### RECORDS SHOWN
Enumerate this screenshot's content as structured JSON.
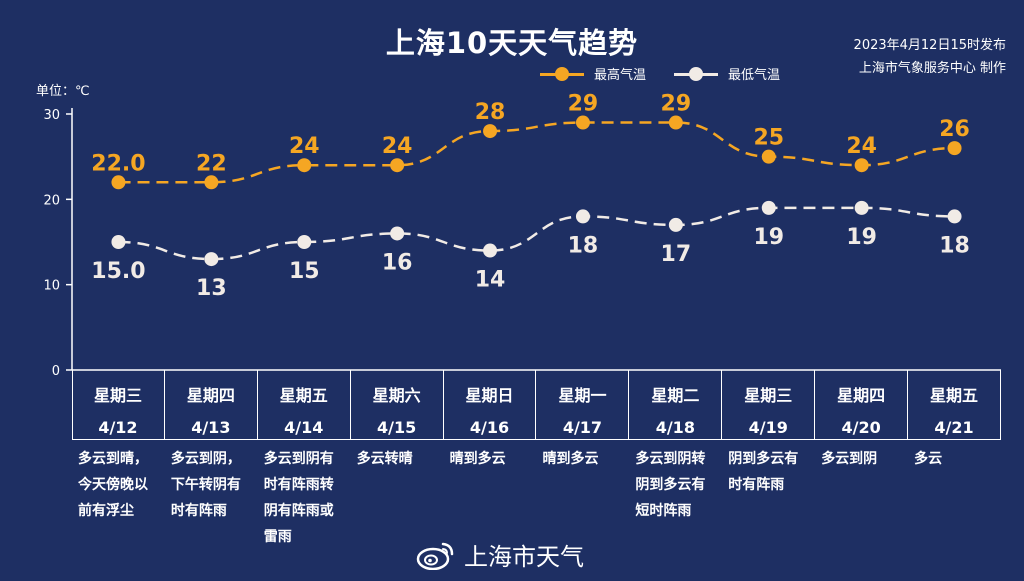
{
  "title": "上海10天天气趋势",
  "publish_time": "2023年4月12日15时发布",
  "publisher": "上海市气象服务中心 制作",
  "unit_label": "单位：℃",
  "watermark": "上海市天气",
  "colors": {
    "background": "#1e2f63",
    "high": "#f5a623",
    "low": "#f1ebe6"
  },
  "chart_data": {
    "type": "line",
    "yticks": [
      0,
      10,
      20,
      30
    ],
    "ylim": [
      0,
      30
    ],
    "legend_position": "top-right",
    "series": [
      {
        "name": "最高气温",
        "values": [
          22.0,
          22,
          24,
          24,
          28,
          29,
          29,
          25,
          24,
          26
        ],
        "labels": [
          "22.0",
          "22",
          "24",
          "24",
          "28",
          "29",
          "29",
          "25",
          "24",
          "26"
        ]
      },
      {
        "name": "最低气温",
        "values": [
          15.0,
          13,
          15,
          16,
          14,
          18,
          17,
          19,
          19,
          18
        ],
        "labels": [
          "15.0",
          "13",
          "15",
          "16",
          "14",
          "18",
          "17",
          "19",
          "19",
          "18"
        ]
      }
    ]
  },
  "days": [
    {
      "weekday": "星期三",
      "date": "4/12",
      "desc": "多云到晴，\n今天傍晚以\n前有浮尘"
    },
    {
      "weekday": "星期四",
      "date": "4/13",
      "desc": "多云到阴，\n下午转阴有\n时有阵雨"
    },
    {
      "weekday": "星期五",
      "date": "4/14",
      "desc": "多云到阴有\n时有阵雨转\n阴有阵雨或\n雷雨"
    },
    {
      "weekday": "星期六",
      "date": "4/15",
      "desc": "多云转晴"
    },
    {
      "weekday": "星期日",
      "date": "4/16",
      "desc": "晴到多云"
    },
    {
      "weekday": "星期一",
      "date": "4/17",
      "desc": "晴到多云"
    },
    {
      "weekday": "星期二",
      "date": "4/18",
      "desc": "多云到阴转\n阴到多云有\n短时阵雨"
    },
    {
      "weekday": "星期三",
      "date": "4/19",
      "desc": "阴到多云有\n时有阵雨"
    },
    {
      "weekday": "星期四",
      "date": "4/20",
      "desc": "多云到阴"
    },
    {
      "weekday": "星期五",
      "date": "4/21",
      "desc": "多云"
    }
  ]
}
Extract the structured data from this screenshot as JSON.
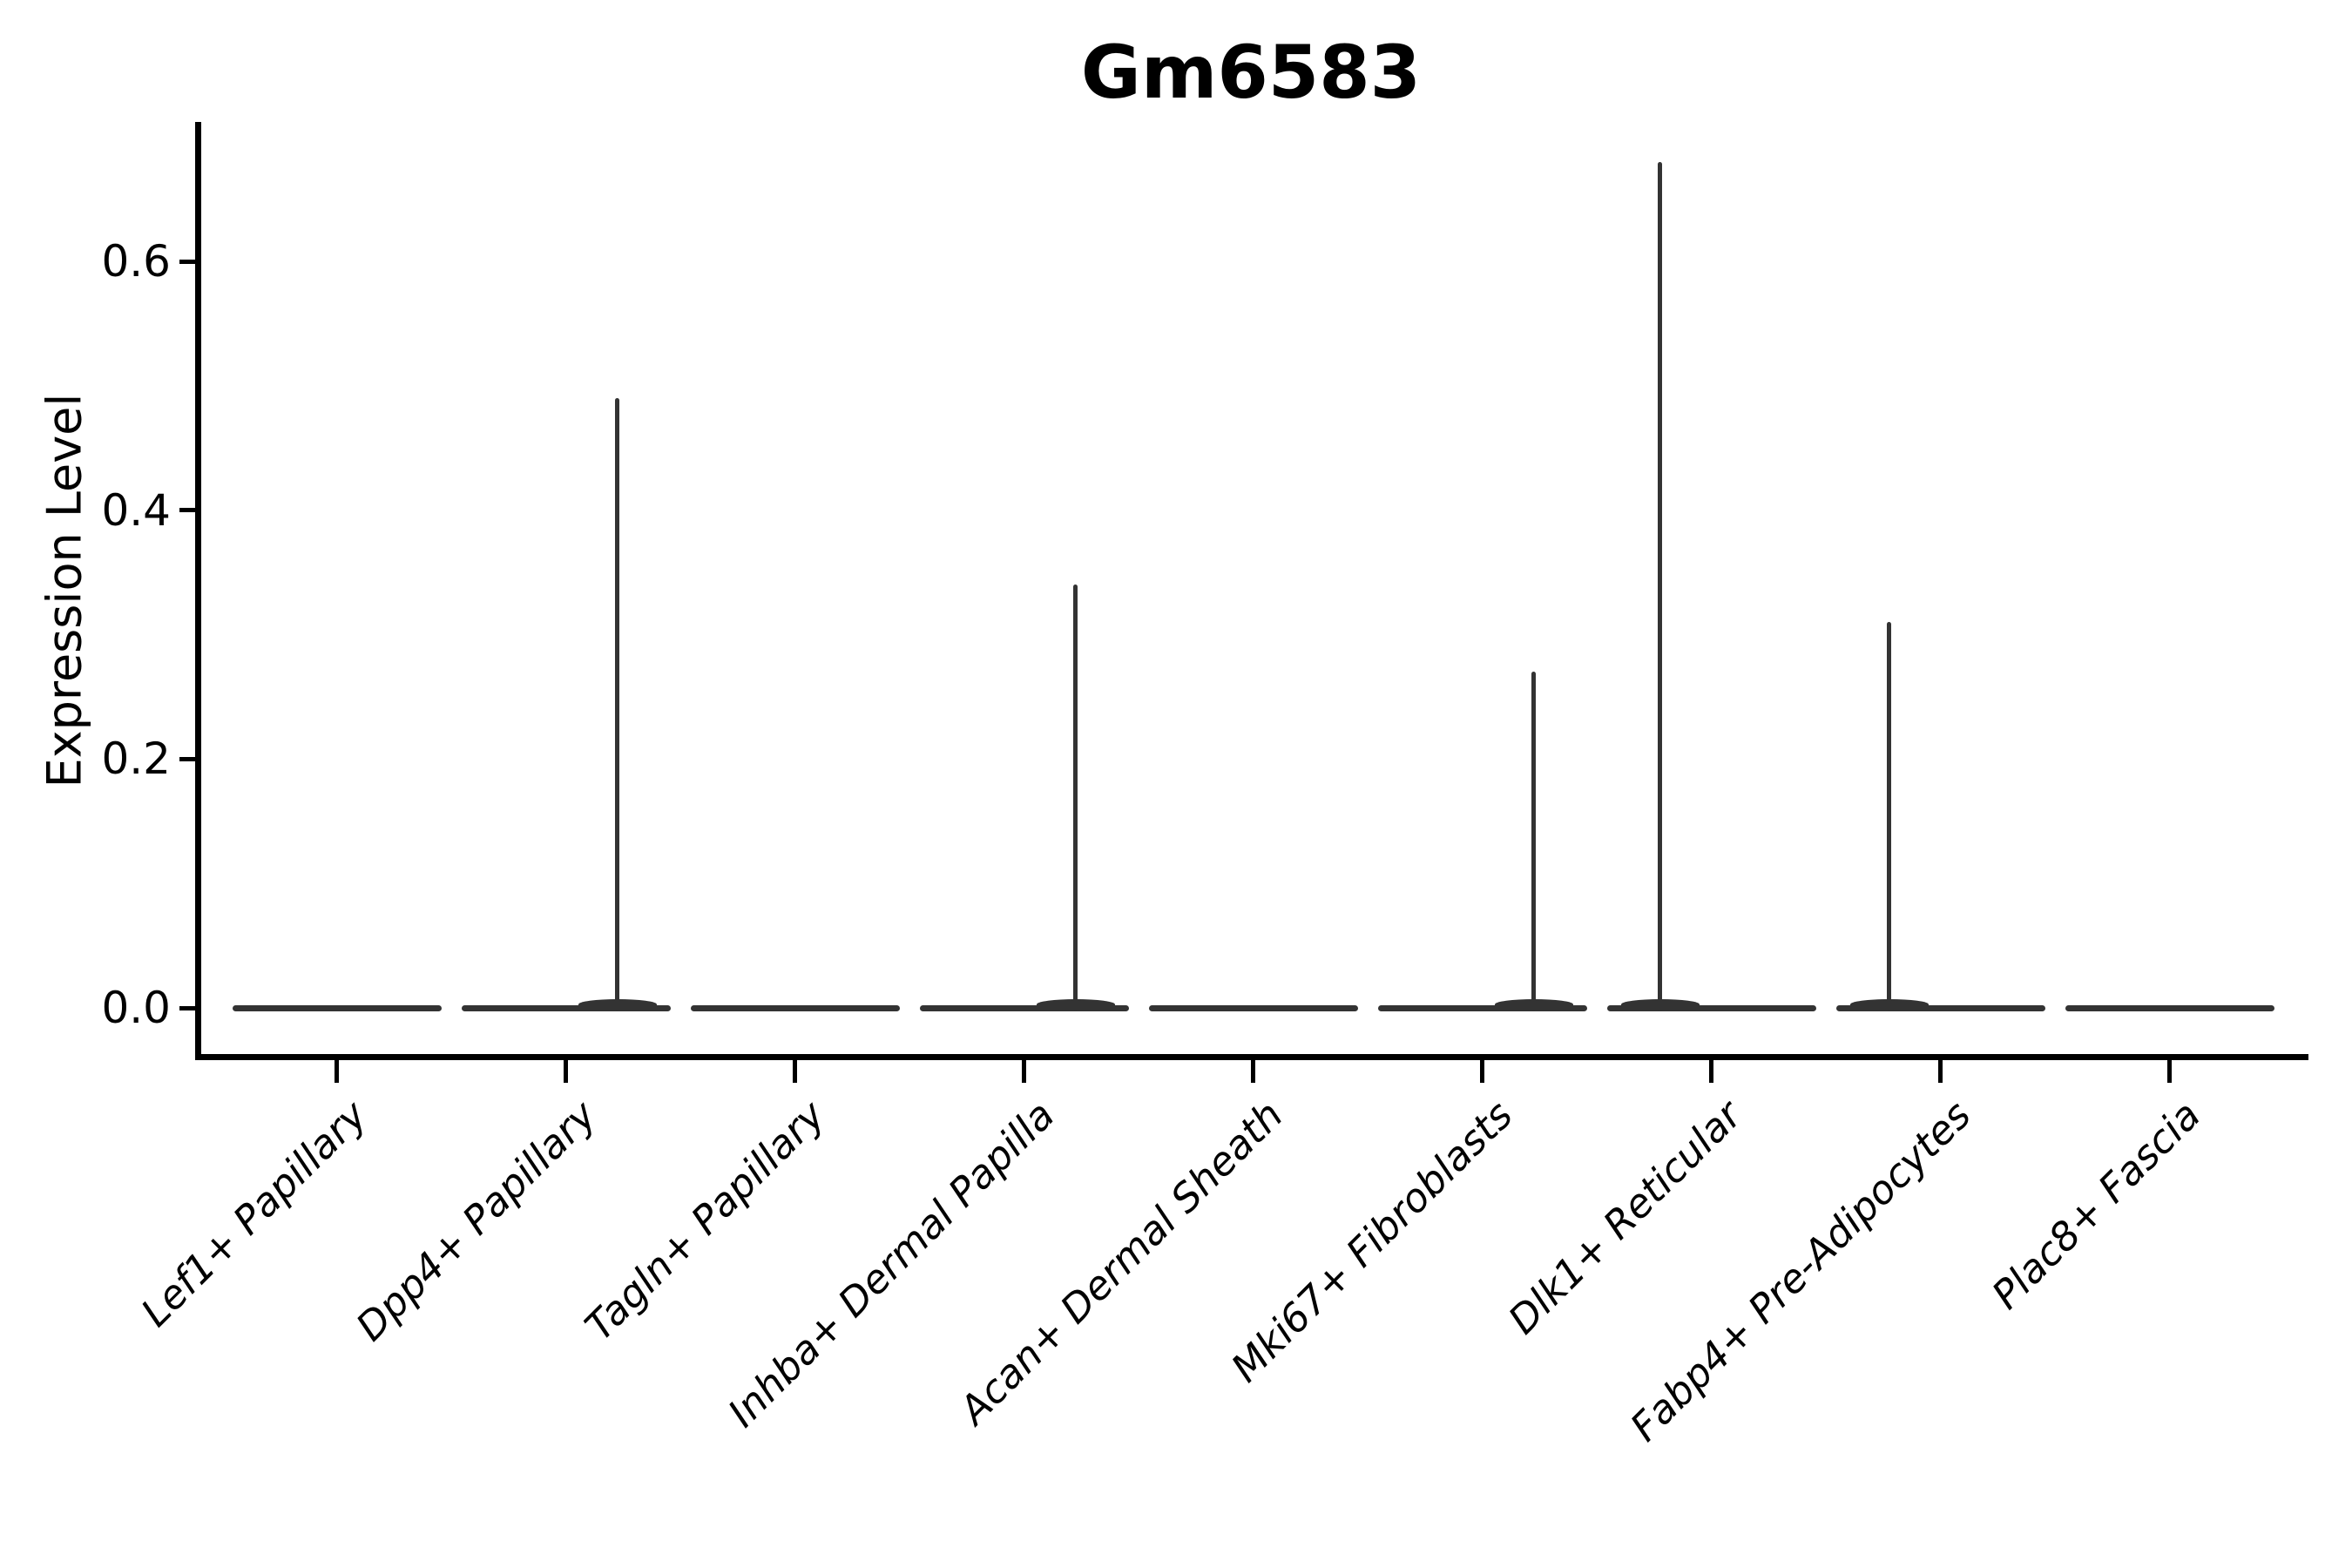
{
  "figure": {
    "background": "#ffffff",
    "text_color": "#000000",
    "axis_color": "#000000",
    "violin_color": "#333333"
  },
  "chart_data": {
    "type": "violin",
    "title": "Gm6583",
    "ylabel": "Expression Level",
    "xlabel": "",
    "grid": false,
    "legend": "none",
    "ylim": [
      -0.04,
      0.712
    ],
    "yticks": [
      0.0,
      0.2,
      0.4,
      0.6
    ],
    "ytick_labels": [
      "0.0",
      "0.2",
      "0.4",
      "0.6"
    ],
    "categories": [
      "Lef1+ Papillary",
      "Dpp4+ Papillary",
      "Tagln+ Papillary",
      "Inhba+ Dermal Papilla",
      "Acan+ Dermal Sheath",
      "Mki67+ Fibroblasts",
      "Dlk1+ Reticular",
      "Fabp4+ Pre-Adipocytes",
      "Plac8+ Fascia"
    ],
    "series": [
      {
        "category": "Lef1+ Papillary",
        "baseline": 0.0,
        "max": 0.0,
        "tail_side": "none"
      },
      {
        "category": "Dpp4+ Papillary",
        "baseline": 0.0,
        "max": 0.49,
        "tail_side": "right"
      },
      {
        "category": "Tagln+ Papillary",
        "baseline": 0.0,
        "max": 0.0,
        "tail_side": "none"
      },
      {
        "category": "Inhba+ Dermal Papilla",
        "baseline": 0.0,
        "max": 0.34,
        "tail_side": "right"
      },
      {
        "category": "Acan+ Dermal Sheath",
        "baseline": 0.0,
        "max": 0.0,
        "tail_side": "none"
      },
      {
        "category": "Mki67+ Fibroblasts",
        "baseline": 0.0,
        "max": 0.27,
        "tail_side": "right"
      },
      {
        "category": "Dlk1+ Reticular",
        "baseline": 0.0,
        "max": 0.68,
        "tail_side": "left"
      },
      {
        "category": "Fabp4+ Pre-Adipocytes",
        "baseline": 0.0,
        "max": 0.31,
        "tail_side": "left"
      },
      {
        "category": "Plac8+ Fascia",
        "baseline": 0.0,
        "max": 0.0,
        "tail_side": "none"
      }
    ]
  }
}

### AIM
Find "Papillary". Copy every line it occurs in.

### TASK OUTPUT
      "Lef1+ Papillary",
      "Dpp4+ Papillary",
      "Tagln+ Papillary",
        "category": "Lef1+ Papillary",
        "category": "Dpp4+ Papillary",
        "category": "Tagln+ Papillary",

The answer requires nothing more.